• **Article**:
----
Mars mission finds soil surprise

Published June 28, 2008

LOS ANGELES: The first chemistry results from Mars’ northern plain reveal an environment more hospitable to life than some scientists had predicted, one that might allow future colonists to grow crops as familiar on Earth as asparagus and green beans.

Strawberries, though, might be tougher, Phoenix mission scientists said on Thursday.

“We’re flabbergasted by this data,” said Sam Kounaves, the lead scientist on the wet chemistry experiment for the Phoenix spacecraft, which landed on Mars on May 25. “We’ve found nutrients that could support life.”

A sample of soil about the size of a sugar cube was delivered to the lab by the lander’s nearly eight foot long robotic arm and mixed with water brought from Earth. Analysis shows that the soil is alkaline, with a pH between 8 and 9, Kounaves said. This came as something of a surprise, at least to the many scientists who have argued that Martian soil was likely too acidic to support life.

With that level of alkalinity, “you might be able to grow asparagus very well”, Kounaves said. Strawberries, on the other hand, require more acidic soils. The test also turned up magnesium, sodium, potassium, and chloride, all of which are useful in organic processes.

The test did not turn up the prize that the $420 million mission was sent to find: complex organics that would indicate Mars once was, or still might be, habitable. Organic compounds, made up of carbon in combination with nitrogen, hydrogen and other elements, are necessary to build the elaborate chemical scaffolding of life, at least as we know it on Earth.

Further, even though the soil chemistry would provide some nutrients for life, any future crops would have to be grown underground, because the meager Martian atmosphere lets in too much of the sun’s destructive ultraviolet rays. The scientific team from the University of Arizona and the Jet Propulsion Laboratory in La Canada Flintridge, Calif., emphasized that these results represent an analysis of a single piece of a Martian landscape that is the size of the Earth’s land area.
----
• **Given records**:
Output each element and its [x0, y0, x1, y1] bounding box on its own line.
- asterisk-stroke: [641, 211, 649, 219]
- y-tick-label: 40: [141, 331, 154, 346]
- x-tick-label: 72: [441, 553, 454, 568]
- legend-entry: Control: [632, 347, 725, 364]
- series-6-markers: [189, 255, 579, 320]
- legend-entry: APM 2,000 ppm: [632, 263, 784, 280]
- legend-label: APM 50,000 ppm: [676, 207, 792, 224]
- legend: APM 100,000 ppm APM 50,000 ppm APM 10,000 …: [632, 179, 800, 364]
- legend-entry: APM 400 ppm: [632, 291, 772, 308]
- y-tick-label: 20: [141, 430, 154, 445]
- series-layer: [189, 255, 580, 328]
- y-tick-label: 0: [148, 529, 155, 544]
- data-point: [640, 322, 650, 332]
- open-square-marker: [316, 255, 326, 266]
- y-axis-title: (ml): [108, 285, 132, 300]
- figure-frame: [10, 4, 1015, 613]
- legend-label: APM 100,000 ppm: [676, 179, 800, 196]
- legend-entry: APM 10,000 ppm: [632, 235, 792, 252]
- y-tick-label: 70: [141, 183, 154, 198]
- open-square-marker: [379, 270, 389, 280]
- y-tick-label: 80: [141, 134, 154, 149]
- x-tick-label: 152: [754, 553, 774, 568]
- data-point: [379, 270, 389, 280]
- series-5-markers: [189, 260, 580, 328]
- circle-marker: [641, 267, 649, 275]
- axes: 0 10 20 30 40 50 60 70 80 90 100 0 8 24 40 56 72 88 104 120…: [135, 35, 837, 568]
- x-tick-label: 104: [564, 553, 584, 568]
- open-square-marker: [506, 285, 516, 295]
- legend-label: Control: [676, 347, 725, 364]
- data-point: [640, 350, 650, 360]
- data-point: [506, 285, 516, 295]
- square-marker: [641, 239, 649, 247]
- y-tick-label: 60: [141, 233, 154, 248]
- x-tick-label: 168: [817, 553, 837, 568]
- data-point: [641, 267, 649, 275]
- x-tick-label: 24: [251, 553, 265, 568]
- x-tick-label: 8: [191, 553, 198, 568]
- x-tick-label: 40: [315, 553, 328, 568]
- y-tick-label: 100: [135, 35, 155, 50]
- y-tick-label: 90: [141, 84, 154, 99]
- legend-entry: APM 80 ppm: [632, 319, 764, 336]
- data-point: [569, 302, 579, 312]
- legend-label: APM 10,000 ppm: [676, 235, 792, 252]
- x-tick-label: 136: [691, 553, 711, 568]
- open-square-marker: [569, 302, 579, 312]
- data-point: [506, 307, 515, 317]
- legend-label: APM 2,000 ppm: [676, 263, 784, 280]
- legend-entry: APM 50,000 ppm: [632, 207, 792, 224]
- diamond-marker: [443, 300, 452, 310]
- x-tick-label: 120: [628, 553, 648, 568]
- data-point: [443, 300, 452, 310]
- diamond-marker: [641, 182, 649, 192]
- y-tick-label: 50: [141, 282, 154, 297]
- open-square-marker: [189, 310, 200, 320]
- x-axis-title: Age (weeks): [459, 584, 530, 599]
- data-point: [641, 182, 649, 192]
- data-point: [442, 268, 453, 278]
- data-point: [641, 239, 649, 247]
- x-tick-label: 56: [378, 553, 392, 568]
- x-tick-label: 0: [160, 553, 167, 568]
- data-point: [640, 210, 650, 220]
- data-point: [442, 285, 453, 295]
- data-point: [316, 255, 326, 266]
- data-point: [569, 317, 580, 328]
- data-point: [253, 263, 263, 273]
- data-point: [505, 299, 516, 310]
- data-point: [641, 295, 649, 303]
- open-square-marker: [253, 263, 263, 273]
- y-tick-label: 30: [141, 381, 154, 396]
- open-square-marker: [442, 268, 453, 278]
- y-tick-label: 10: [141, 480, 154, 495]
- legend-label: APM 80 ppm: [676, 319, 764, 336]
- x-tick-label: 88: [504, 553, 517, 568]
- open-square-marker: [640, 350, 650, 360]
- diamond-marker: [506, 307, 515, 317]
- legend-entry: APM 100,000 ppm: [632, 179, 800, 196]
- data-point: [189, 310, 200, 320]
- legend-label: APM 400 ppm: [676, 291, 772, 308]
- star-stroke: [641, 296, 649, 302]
----
• **Written tasks**:
A: Write out the part of the Mars soil article that starts at the words containing "Mars mission finds" and ends after "said on Thursday.".
B: Continue the Mars soil article past its final sentence.
The material has no connection to the Mars soil article.

• **Answers to each task**:
A:
Mars mission finds soil surprise

Published June 28, 2008

LOS ANGELES: The first chemistry results from Mars’ northern plain reveal an environment more hospitable to life than some scientists had predicted, one that might allow future colonists to grow crops as familiar on Earth as asparagus and green beans.

Strawberries, though, might be tougher, Phoenix mission scientists said on Thursday.

B:
“A lot of people predicted the soil would be acidic,” Kounaves added. “We’re showing at this location it appears to be alkaline. But we’re only looking at a tiny area.”

Still, the scientists said on Thursday in a briefing, the early results are encouraging.

“There’s nothing about (the soil) that would preclude life,” Kounaves said. “Some types of life would be happy to live in these soils.” In fact, the Martian soil looks very similar to soils on Earth, only without the organics, he said.

Fuller answers to the habitability question are expected from Phoenix’s other major laboratory, the Thermal and Evolved Gas Analyzer, which contains eight tiny ovens to “bake and sniff” the soils, as well as the ice that is lying only inches beneath the lander.

Scientists said they had received the results from cooking the first soil sample from TEGA up to 1,800 degrees Fahrenheit. Small amounts of carbon dioxide and water were released, according to Bill Boynton, the lead scientist for the instrument.

Neither finding was surprising. The Martian atmosphere is mostly made up of carbon dioxide. The twin rovers, Spirit and Opportunity, which have been rolling around the planet’s equatorial regions since 2004, found evidence of ancient pools or seas of standing water.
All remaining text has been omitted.